---- RECORD EXTRACTS

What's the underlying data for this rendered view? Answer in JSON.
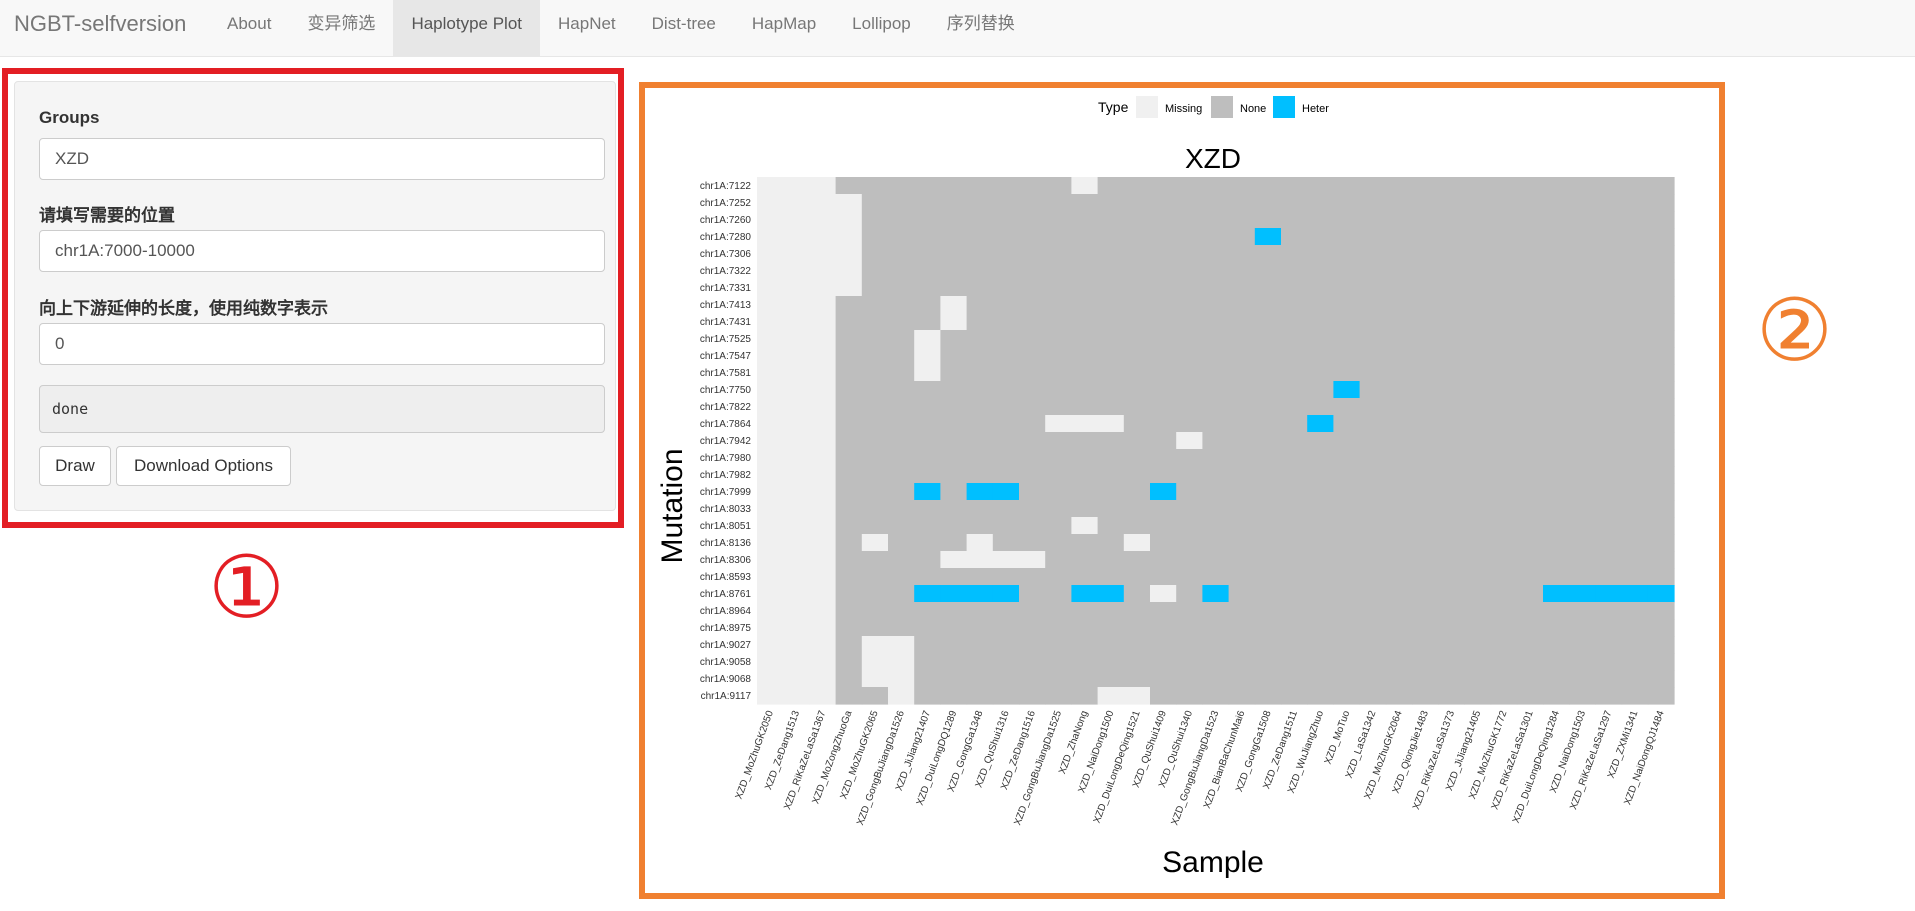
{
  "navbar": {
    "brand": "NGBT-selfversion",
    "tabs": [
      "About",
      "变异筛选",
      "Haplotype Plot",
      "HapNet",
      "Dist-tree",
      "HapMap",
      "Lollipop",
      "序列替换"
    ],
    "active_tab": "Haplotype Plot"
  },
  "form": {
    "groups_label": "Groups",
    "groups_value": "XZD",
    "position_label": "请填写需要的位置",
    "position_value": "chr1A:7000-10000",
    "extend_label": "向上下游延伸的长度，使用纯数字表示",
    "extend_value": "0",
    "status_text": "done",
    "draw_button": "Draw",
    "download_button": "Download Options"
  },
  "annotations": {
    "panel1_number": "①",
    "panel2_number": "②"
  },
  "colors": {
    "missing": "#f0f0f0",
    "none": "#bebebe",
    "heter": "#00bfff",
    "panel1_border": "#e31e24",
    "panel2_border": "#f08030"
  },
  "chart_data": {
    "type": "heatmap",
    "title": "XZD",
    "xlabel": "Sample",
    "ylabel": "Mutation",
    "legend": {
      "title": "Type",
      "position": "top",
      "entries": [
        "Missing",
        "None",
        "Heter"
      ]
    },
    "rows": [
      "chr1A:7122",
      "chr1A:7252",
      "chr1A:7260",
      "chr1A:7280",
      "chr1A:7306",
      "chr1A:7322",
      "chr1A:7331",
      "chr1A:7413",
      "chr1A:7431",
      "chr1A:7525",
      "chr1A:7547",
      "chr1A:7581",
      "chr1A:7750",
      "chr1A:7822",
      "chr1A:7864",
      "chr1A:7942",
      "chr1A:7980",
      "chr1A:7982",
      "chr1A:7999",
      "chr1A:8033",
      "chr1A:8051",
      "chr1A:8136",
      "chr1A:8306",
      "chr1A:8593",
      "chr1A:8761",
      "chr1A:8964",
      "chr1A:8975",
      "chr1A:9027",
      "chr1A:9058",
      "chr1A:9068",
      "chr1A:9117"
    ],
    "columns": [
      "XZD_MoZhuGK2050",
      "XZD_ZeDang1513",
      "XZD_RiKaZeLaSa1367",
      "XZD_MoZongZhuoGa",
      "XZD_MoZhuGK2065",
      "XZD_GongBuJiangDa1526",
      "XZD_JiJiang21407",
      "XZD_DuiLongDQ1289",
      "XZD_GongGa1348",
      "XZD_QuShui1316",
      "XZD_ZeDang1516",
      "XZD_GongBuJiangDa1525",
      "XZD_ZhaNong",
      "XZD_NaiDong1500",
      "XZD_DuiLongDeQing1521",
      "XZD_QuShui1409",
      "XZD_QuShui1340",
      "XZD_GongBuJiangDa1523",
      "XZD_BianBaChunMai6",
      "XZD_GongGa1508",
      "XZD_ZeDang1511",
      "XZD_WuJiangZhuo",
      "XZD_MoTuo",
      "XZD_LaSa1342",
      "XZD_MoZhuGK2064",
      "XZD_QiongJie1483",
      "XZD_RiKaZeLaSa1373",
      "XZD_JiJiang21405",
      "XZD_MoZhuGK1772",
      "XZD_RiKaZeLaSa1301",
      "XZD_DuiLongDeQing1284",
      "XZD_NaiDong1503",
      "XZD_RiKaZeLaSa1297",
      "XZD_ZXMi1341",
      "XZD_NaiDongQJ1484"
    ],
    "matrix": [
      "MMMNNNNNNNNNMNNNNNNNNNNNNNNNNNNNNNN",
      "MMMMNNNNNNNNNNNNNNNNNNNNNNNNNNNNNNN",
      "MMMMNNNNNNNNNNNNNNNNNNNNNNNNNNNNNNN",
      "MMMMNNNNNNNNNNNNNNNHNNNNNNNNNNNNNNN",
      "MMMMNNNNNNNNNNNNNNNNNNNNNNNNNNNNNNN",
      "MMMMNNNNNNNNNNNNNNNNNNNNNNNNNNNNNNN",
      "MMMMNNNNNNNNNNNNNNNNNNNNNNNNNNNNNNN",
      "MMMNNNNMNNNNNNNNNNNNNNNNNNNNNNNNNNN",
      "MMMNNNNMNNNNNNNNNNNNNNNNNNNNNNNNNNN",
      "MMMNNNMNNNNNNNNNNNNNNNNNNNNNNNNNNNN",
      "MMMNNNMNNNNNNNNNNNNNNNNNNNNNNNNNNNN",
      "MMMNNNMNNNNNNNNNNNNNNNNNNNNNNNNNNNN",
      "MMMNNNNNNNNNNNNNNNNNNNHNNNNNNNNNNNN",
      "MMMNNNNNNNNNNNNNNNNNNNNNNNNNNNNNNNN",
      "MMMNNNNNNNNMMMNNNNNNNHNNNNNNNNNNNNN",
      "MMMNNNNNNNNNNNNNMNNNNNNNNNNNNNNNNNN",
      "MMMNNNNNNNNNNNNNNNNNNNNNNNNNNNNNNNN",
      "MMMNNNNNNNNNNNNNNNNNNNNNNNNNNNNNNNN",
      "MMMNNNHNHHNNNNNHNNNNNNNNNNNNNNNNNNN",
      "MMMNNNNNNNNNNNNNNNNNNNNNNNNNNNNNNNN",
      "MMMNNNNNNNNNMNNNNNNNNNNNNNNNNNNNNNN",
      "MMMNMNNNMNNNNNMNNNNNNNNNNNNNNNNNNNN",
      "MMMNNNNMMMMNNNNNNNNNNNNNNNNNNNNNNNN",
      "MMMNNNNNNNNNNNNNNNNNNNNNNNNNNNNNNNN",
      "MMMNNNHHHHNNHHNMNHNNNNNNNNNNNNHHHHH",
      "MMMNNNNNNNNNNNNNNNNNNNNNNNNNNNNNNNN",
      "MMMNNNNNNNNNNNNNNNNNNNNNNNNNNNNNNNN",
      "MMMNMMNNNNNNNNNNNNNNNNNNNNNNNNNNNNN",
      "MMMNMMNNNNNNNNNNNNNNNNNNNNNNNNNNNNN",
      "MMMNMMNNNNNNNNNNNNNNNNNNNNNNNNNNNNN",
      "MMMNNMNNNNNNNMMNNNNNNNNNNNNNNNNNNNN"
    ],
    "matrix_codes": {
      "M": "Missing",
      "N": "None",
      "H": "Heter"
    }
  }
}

--------

**WHAT THE TASK ASKS**
Identify each line in the records above that contains the word "Haplotype", and copy it out in full.

**RESULT OF THE TASK**
      "Haplotype Plot",
    "active_tab": "Haplotype Plot"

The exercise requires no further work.